WHAT IS BEING ASKED: Tell how many lines in the data below include the word "name". The answer is the number only.

ENTRIES:

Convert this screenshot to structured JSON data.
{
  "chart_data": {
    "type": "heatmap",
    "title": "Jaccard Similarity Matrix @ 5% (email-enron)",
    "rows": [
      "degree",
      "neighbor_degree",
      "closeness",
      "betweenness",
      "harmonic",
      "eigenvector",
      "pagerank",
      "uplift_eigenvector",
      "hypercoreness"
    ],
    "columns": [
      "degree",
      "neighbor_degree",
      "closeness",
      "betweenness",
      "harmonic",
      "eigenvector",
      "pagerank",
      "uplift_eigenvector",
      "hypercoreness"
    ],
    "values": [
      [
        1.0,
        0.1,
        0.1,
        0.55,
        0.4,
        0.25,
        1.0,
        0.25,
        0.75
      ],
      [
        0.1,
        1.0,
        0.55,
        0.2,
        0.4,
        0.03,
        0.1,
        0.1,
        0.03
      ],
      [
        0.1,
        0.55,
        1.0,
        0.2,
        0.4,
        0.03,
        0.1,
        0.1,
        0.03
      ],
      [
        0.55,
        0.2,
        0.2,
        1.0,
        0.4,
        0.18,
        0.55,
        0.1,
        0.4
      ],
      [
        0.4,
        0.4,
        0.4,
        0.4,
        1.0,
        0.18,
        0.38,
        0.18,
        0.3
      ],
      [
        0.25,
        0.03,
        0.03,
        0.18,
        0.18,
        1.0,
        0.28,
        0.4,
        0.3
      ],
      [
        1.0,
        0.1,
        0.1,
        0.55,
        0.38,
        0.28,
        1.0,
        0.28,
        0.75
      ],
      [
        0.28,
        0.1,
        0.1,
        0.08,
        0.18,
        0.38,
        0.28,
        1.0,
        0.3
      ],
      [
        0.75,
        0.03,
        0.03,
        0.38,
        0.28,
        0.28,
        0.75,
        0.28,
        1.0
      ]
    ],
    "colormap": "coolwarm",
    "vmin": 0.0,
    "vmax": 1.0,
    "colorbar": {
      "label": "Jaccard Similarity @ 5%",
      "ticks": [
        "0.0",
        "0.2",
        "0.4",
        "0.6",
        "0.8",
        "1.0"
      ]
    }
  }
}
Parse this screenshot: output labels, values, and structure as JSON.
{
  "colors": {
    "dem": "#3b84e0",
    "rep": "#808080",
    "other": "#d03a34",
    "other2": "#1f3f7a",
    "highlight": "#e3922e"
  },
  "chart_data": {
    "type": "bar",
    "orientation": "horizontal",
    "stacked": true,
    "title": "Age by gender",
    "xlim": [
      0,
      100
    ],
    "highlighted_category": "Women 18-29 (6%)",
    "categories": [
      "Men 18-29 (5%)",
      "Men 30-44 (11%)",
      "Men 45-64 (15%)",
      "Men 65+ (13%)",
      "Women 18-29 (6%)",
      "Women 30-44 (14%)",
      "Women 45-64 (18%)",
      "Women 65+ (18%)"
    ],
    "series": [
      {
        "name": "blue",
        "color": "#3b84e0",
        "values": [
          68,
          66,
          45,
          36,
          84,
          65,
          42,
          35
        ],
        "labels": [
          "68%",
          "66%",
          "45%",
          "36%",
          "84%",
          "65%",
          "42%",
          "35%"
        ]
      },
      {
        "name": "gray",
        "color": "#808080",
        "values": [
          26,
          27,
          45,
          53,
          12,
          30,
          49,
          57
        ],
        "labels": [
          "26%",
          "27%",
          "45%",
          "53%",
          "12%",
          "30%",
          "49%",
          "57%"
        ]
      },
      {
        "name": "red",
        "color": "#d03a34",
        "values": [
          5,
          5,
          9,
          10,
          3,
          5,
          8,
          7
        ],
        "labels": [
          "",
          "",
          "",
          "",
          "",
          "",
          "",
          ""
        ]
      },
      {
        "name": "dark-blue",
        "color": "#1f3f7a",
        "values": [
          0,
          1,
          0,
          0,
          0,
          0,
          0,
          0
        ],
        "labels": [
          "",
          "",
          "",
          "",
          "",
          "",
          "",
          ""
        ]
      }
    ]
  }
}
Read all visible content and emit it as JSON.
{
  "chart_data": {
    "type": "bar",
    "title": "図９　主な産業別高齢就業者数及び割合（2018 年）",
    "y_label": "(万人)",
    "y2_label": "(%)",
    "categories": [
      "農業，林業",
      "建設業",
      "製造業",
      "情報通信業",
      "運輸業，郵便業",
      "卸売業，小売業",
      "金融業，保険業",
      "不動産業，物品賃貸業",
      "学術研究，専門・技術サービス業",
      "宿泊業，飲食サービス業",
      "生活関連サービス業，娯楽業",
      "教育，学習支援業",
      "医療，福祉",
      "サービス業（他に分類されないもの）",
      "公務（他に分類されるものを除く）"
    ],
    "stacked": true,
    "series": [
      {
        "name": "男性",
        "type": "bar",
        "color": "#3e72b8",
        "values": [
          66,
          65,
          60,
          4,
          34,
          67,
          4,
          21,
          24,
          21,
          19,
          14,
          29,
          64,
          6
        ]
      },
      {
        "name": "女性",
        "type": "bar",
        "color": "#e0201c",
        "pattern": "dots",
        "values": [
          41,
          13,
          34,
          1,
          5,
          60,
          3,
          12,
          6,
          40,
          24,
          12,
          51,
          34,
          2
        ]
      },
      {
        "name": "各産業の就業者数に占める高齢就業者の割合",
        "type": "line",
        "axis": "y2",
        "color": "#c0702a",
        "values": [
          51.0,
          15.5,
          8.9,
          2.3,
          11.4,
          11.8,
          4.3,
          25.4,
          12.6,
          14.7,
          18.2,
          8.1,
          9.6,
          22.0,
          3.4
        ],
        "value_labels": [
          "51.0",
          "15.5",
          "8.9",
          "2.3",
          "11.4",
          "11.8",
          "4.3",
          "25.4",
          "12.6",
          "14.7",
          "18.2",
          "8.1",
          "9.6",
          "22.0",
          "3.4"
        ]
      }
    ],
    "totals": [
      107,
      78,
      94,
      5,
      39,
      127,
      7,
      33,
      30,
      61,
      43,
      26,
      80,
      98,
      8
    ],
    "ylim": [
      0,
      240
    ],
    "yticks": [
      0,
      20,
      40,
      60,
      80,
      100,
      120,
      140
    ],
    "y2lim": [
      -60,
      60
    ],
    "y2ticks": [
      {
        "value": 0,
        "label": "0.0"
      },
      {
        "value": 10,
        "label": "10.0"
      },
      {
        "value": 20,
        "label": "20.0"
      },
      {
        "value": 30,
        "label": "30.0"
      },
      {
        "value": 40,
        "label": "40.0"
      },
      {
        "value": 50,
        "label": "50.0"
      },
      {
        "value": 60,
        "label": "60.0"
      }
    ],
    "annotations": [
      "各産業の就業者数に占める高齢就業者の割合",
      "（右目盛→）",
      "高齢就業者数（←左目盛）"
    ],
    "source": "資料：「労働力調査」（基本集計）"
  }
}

OUTPUT: 7